BEGIN WORKING DATA

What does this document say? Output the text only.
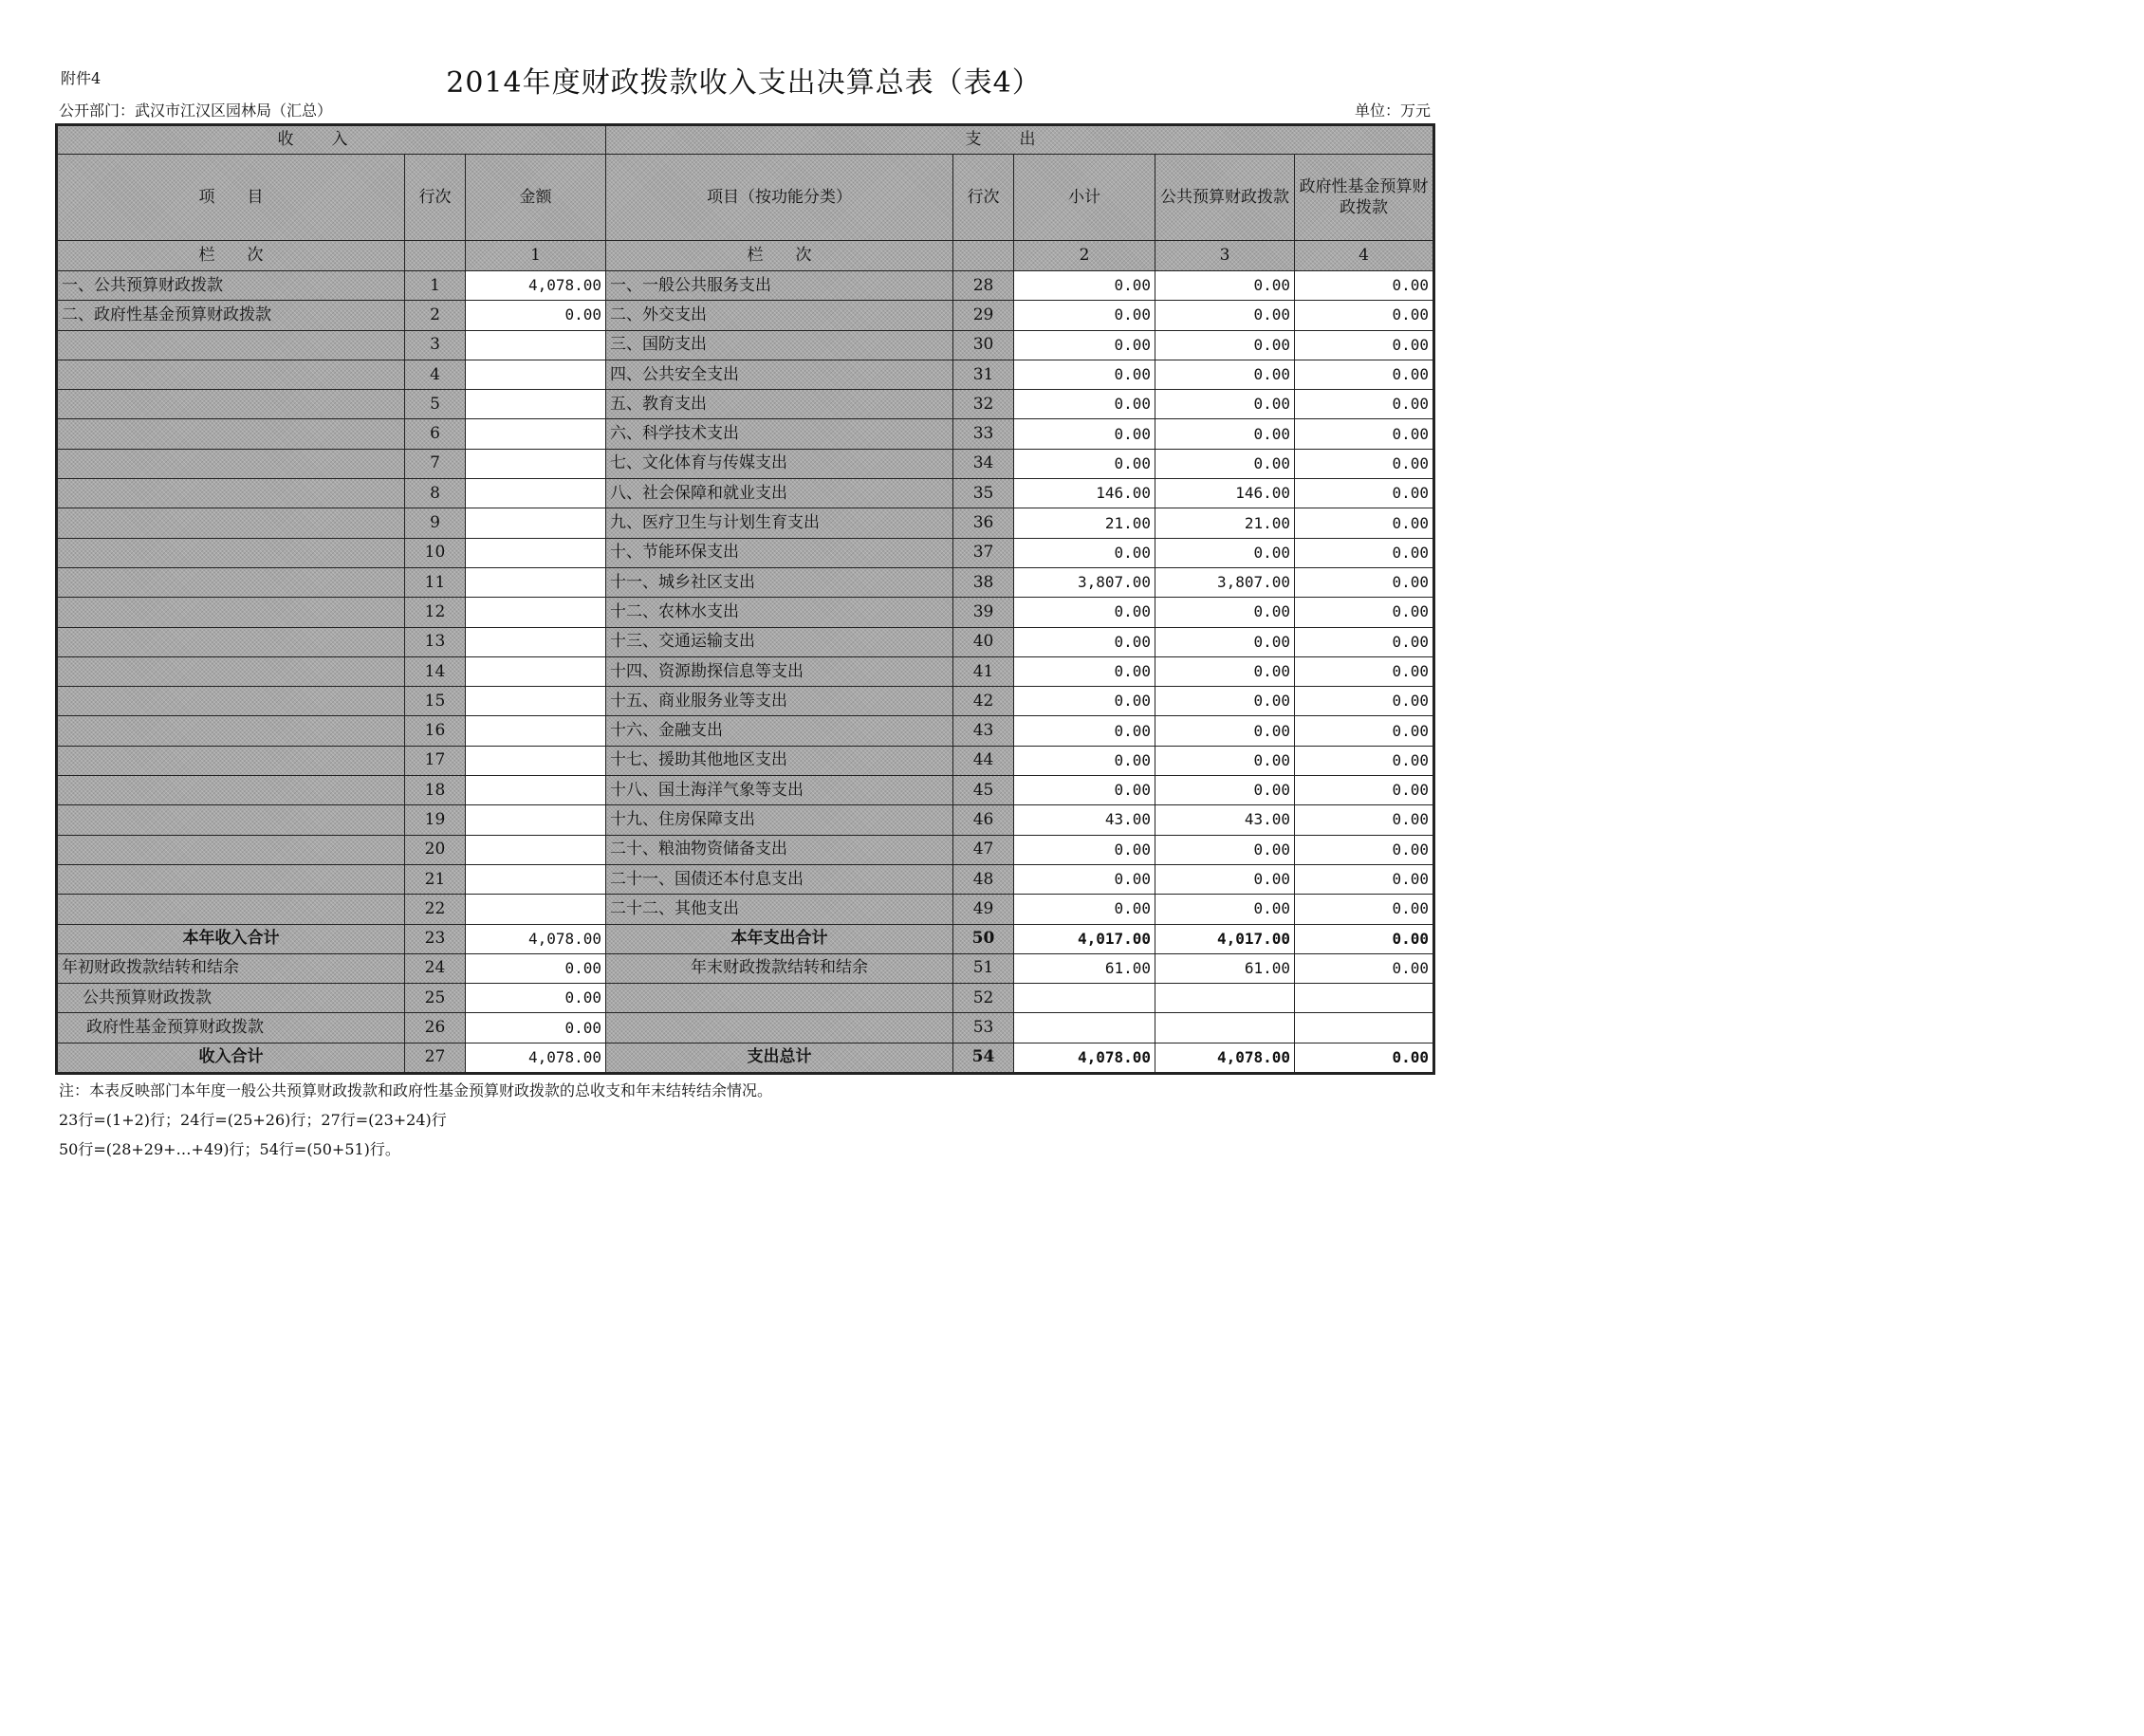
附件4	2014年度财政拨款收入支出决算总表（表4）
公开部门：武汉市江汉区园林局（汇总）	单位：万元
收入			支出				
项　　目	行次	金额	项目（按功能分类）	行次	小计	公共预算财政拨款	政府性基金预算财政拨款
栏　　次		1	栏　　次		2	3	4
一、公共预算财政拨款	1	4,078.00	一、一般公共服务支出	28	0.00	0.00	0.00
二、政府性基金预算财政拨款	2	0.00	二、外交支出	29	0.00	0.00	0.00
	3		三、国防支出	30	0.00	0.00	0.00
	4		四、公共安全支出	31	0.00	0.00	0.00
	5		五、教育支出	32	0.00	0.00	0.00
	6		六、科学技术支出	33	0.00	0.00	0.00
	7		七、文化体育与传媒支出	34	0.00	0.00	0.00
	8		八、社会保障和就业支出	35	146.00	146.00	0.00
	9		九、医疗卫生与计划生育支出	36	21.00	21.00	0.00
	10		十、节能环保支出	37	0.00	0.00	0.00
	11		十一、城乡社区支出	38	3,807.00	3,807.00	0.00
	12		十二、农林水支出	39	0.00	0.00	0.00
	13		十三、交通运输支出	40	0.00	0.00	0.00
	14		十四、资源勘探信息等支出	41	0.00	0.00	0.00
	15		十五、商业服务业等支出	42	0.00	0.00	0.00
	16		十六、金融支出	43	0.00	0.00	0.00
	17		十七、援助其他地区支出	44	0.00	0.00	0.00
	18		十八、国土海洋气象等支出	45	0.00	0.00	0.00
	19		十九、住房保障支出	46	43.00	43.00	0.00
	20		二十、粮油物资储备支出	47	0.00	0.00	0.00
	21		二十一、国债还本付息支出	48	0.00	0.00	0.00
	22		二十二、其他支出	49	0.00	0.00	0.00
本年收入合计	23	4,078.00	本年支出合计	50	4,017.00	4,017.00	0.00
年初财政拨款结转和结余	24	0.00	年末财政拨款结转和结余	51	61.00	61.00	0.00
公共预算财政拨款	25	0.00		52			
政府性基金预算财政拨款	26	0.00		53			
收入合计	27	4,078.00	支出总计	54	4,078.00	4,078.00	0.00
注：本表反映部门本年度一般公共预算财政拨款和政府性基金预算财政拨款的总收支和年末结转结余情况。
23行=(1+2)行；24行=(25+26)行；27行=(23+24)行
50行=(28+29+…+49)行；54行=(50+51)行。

END WORKING DATA

§ TASK TO CARRY OUT
From the listing above, print every entry precisely and drop the pictures.

§ RESULT OF THIS TASK
What does this document say? Output the text only.
附件4	2014年度财政拨款收入支出决算总表（表4）
公开部门：武汉市江汉区园林局（汇总）	单位：万元
收入			支出				
项　　目	行次	金额	项目（按功能分类）	行次	小计	公共预算财政拨款	政府性基金预算财政拨款
栏　　次		1	栏　　次		2	3	4
一、公共预算财政拨款	1	4,078.00	一、一般公共服务支出	28	0.00	0.00	0.00
二、政府性基金预算财政拨款	2	0.00	二、外交支出	29	0.00	0.00	0.00
	3		三、国防支出	30	0.00	0.00	0.00
	4		四、公共安全支出	31	0.00	0.00	0.00
	5		五、教育支出	32	0.00	0.00	0.00
	6		六、科学技术支出	33	0.00	0.00	0.00
	7		七、文化体育与传媒支出	34	0.00	0.00	0.00
	8		八、社会保障和就业支出	35	146.00	146.00	0.00
	9		九、医疗卫生与计划生育支出	36	21.00	21.00	0.00
	10		十、节能环保支出	37	0.00	0.00	0.00
	11		十一、城乡社区支出	38	3,807.00	3,807.00	0.00
	12		十二、农林水支出	39	0.00	0.00	0.00
	13		十三、交通运输支出	40	0.00	0.00	0.00
	14		十四、资源勘探信息等支出	41	0.00	0.00	0.00
	15		十五、商业服务业等支出	42	0.00	0.00	0.00
	16		十六、金融支出	43	0.00	0.00	0.00
	17		十七、援助其他地区支出	44	0.00	0.00	0.00
	18		十八、国土海洋气象等支出	45	0.00	0.00	0.00
	19		十九、住房保障支出	46	43.00	43.00	0.00
	20		二十、粮油物资储备支出	47	0.00	0.00	0.00
	21		二十一、国债还本付息支出	48	0.00	0.00	0.00
	22		二十二、其他支出	49	0.00	0.00	0.00
本年收入合计	23	4,078.00	本年支出合计	50	4,017.00	4,017.00	0.00
年初财政拨款结转和结余	24	0.00	年末财政拨款结转和结余	51	61.00	61.00	0.00
公共预算财政拨款	25	0.00		52			
政府性基金预算财政拨款	26	0.00		53			
收入合计	27	4,078.00	支出总计	54	4,078.00	4,078.00	0.00
注：本表反映部门本年度一般公共预算财政拨款和政府性基金预算财政拨款的总收支和年末结转结余情况。
23行=(1+2)行；24行=(25+26)行；27行=(23+24)行
50行=(28+29+…+49)行；54行=(50+51)行。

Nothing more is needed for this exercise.